** START OF DATASET ROWS **

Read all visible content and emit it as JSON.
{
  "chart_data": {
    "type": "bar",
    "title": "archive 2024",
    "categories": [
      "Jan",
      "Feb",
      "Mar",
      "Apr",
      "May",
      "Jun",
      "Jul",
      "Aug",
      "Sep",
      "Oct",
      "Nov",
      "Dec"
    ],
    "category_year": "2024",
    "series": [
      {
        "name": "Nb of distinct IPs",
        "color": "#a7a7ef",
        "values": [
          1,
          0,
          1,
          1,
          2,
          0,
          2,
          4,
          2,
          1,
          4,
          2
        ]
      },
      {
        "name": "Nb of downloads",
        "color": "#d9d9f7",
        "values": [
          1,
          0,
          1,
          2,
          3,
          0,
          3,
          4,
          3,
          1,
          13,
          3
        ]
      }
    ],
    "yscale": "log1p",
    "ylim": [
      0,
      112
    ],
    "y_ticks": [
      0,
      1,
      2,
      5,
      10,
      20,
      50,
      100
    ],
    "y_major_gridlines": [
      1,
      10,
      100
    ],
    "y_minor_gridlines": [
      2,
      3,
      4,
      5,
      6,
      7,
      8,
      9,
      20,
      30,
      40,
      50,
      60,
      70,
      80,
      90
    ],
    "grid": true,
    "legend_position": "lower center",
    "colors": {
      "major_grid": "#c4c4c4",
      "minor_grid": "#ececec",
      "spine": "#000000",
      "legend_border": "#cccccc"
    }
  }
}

** END OF DATASET ROWS **

▶ [WHAT IS BEING ASKED]
Restate the data above word for word, please.

▶ [SOLUTION FOR THIS PROBLEM]
Read all visible content and emit it as JSON.
{
  "chart_data": {
    "type": "bar",
    "title": "archive 2024",
    "categories": [
      "Jan",
      "Feb",
      "Mar",
      "Apr",
      "May",
      "Jun",
      "Jul",
      "Aug",
      "Sep",
      "Oct",
      "Nov",
      "Dec"
    ],
    "category_year": "2024",
    "series": [
      {
        "name": "Nb of distinct IPs",
        "color": "#a7a7ef",
        "values": [
          1,
          0,
          1,
          1,
          2,
          0,
          2,
          4,
          2,
          1,
          4,
          2
        ]
      },
      {
        "name": "Nb of downloads",
        "color": "#d9d9f7",
        "values": [
          1,
          0,
          1,
          2,
          3,
          0,
          3,
          4,
          3,
          1,
          13,
          3
        ]
      }
    ],
    "yscale": "log1p",
    "ylim": [
      0,
      112
    ],
    "y_ticks": [
      0,
      1,
      2,
      5,
      10,
      20,
      50,
      100
    ],
    "y_major_gridlines": [
      1,
      10,
      100
    ],
    "y_minor_gridlines": [
      2,
      3,
      4,
      5,
      6,
      7,
      8,
      9,
      20,
      30,
      40,
      50,
      60,
      70,
      80,
      90
    ],
    "grid": true,
    "legend_position": "lower center",
    "colors": {
      "major_grid": "#c4c4c4",
      "minor_grid": "#ececec",
      "spine": "#000000",
      "legend_border": "#cccccc"
    }
  }
}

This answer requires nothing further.